◆ **TASK DESCRIPTION**: Output all the data below verbatim.

BEGIN INFORMATION

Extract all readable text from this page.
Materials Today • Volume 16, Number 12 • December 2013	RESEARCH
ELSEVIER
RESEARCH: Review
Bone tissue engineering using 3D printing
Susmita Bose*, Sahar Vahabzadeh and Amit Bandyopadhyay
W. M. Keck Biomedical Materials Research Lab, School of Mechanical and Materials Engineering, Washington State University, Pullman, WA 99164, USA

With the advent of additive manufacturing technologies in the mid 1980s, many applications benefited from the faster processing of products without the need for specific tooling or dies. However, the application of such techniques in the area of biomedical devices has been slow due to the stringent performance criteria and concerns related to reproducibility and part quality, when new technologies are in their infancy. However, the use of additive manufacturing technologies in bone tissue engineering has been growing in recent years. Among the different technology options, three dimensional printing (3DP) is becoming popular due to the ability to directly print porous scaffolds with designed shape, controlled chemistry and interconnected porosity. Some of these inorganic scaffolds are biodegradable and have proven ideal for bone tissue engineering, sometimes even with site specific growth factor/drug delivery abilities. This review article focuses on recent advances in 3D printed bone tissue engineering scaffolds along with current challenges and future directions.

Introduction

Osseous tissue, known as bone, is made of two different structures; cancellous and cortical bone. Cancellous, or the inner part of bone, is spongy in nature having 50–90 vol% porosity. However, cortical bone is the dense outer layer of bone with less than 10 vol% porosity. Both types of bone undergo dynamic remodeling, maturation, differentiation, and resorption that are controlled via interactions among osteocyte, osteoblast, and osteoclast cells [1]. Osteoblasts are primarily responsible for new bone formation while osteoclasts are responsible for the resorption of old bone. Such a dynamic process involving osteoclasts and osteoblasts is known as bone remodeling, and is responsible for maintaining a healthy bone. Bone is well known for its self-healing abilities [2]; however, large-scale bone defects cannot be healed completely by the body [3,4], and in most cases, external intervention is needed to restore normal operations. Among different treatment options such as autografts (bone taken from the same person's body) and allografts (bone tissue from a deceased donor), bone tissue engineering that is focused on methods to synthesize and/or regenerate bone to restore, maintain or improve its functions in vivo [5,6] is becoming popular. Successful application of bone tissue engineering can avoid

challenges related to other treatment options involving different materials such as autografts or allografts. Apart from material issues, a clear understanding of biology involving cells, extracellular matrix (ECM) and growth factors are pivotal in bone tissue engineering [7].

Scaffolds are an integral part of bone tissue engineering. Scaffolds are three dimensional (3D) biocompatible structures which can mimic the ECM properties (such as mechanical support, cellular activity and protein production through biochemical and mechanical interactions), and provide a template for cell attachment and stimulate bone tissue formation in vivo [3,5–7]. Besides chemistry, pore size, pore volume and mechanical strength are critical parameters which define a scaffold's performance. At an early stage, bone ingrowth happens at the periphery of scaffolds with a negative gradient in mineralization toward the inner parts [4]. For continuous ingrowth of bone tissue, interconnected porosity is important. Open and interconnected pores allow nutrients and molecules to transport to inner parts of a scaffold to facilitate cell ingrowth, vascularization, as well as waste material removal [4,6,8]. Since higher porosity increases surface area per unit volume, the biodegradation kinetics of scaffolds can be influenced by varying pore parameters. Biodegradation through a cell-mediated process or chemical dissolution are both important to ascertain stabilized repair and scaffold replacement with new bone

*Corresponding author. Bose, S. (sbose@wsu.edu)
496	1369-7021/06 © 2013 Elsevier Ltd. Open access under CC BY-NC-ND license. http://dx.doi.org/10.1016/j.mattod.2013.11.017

END INFORMATION

◆ **ANSWER BOX**:
Extract all readable text from this page.
Materials Today • Volume 16, Number 12 • December 2013	RESEARCH
ELSEVIER
RESEARCH: Review
Bone tissue engineering using 3D printing
Susmita Bose*, Sahar Vahabzadeh and Amit Bandyopadhyay
W. M. Keck Biomedical Materials Research Lab, School of Mechanical and Materials Engineering, Washington State University, Pullman, WA 99164, USA

With the advent of additive manufacturing technologies in the mid 1980s, many applications benefited from the faster processing of products without the need for specific tooling or dies. However, the application of such techniques in the area of biomedical devices has been slow due to the stringent performance criteria and concerns related to reproducibility and part quality, when new technologies are in their infancy. However, the use of additive manufacturing technologies in bone tissue engineering has been growing in recent years. Among the different technology options, three dimensional printing (3DP) is becoming popular due to the ability to directly print porous scaffolds with designed shape, controlled chemistry and interconnected porosity. Some of these inorganic scaffolds are biodegradable and have proven ideal for bone tissue engineering, sometimes even with site specific growth factor/drug delivery abilities. This review article focuses on recent advances in 3D printed bone tissue engineering scaffolds along with current challenges and future directions.

Introduction

Osseous tissue, known as bone, is made of two different structures; cancellous and cortical bone. Cancellous, or the inner part of bone, is spongy in nature having 50–90 vol% porosity. However, cortical bone is the dense outer layer of bone with less than 10 vol% porosity. Both types of bone undergo dynamic remodeling, maturation, differentiation, and resorption that are controlled via interactions among osteocyte, osteoblast, and osteoclast cells [1]. Osteoblasts are primarily responsible for new bone formation while osteoclasts are responsible for the resorption of old bone. Such a dynamic process involving osteoclasts and osteoblasts is known as bone remodeling, and is responsible for maintaining a healthy bone. Bone is well known for its self-healing abilities [2]; however, large-scale bone defects cannot be healed completely by the body [3,4], and in most cases, external intervention is needed to restore normal operations. Among different treatment options such as autografts (bone taken from the same person's body) and allografts (bone tissue from a deceased donor), bone tissue engineering that is focused on methods to synthesize and/or regenerate bone to restore, maintain or improve its functions in vivo [5,6] is becoming popular. Successful application of bone tissue engineering can avoid

challenges related to other treatment options involving different materials such as autografts or allografts. Apart from material issues, a clear understanding of biology involving cells, extracellular matrix (ECM) and growth factors are pivotal in bone tissue engineering [7].

Scaffolds are an integral part of bone tissue engineering. Scaffolds are three dimensional (3D) biocompatible structures which can mimic the ECM properties (such as mechanical support, cellular activity and protein production through biochemical and mechanical interactions), and provide a template for cell attachment and stimulate bone tissue formation in vivo [3,5–7]. Besides chemistry, pore size, pore volume and mechanical strength are critical parameters which define a scaffold's performance. At an early stage, bone ingrowth happens at the periphery of scaffolds with a negative gradient in mineralization toward the inner parts [4]. For continuous ingrowth of bone tissue, interconnected porosity is important. Open and interconnected pores allow nutrients and molecules to transport to inner parts of a scaffold to facilitate cell ingrowth, vascularization, as well as waste material removal [4,6,8]. Since higher porosity increases surface area per unit volume, the biodegradation kinetics of scaffolds can be influenced by varying pore parameters. Biodegradation through a cell-mediated process or chemical dissolution are both important to ascertain stabilized repair and scaffold replacement with new bone

*Corresponding author. Bose, S. (sbose@wsu.edu)
496	1369-7021/06 © 2013 Elsevier Ltd. Open access under CC BY-NC-ND license. http://dx.doi.org/10.1016/j.mattod.2013.11.017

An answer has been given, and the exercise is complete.